* **WHAT THE TASK REQUIRES**:
Every record must be repeated exactly, with no omission.

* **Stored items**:
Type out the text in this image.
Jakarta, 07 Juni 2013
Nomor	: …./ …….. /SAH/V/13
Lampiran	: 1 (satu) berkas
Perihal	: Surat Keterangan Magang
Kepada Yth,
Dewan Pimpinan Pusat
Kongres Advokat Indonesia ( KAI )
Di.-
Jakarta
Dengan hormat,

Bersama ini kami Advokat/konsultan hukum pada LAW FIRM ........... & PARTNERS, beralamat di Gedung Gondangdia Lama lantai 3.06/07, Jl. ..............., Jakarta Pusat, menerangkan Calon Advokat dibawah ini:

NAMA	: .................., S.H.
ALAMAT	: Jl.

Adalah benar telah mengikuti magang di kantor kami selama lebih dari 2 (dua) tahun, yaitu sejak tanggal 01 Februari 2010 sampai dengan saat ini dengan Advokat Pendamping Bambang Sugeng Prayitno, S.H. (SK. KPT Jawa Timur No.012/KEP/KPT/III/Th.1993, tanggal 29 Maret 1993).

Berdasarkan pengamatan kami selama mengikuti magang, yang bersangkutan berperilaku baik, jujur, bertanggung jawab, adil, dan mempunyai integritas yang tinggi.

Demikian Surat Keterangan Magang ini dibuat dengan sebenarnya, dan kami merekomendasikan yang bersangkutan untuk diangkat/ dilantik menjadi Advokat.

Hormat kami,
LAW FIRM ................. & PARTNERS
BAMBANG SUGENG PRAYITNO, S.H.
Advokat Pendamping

* **THE RESPONSE**:
Type out the text in this image.
Jakarta, 07 Juni 2013
Nomor	: …./ …….. /SAH/V/13
Lampiran	: 1 (satu) berkas
Perihal	: Surat Keterangan Magang
Kepada Yth,
Dewan Pimpinan Pusat
Kongres Advokat Indonesia ( KAI )
Di.-
Jakarta
Dengan hormat,

Bersama ini kami Advokat/konsultan hukum pada LAW FIRM ........... & PARTNERS, beralamat di Gedung Gondangdia Lama lantai 3.06/07, Jl. ..............., Jakarta Pusat, menerangkan Calon Advokat dibawah ini:

NAMA	: .................., S.H.
ALAMAT	: Jl.

Adalah benar telah mengikuti magang di kantor kami selama lebih dari 2 (dua) tahun, yaitu sejak tanggal 01 Februari 2010 sampai dengan saat ini dengan Advokat Pendamping Bambang Sugeng Prayitno, S.H. (SK. KPT Jawa Timur No.012/KEP/KPT/III/Th.1993, tanggal 29 Maret 1993).

Berdasarkan pengamatan kami selama mengikuti magang, yang bersangkutan berperilaku baik, jujur, bertanggung jawab, adil, dan mempunyai integritas yang tinggi.

Demikian Surat Keterangan Magang ini dibuat dengan sebenarnya, dan kami merekomendasikan yang bersangkutan untuk diangkat/ dilantik menjadi Advokat.

Hormat kami,
LAW FIRM ................. & PARTNERS
BAMBANG SUGENG PRAYITNO, S.H.
Advokat Pendamping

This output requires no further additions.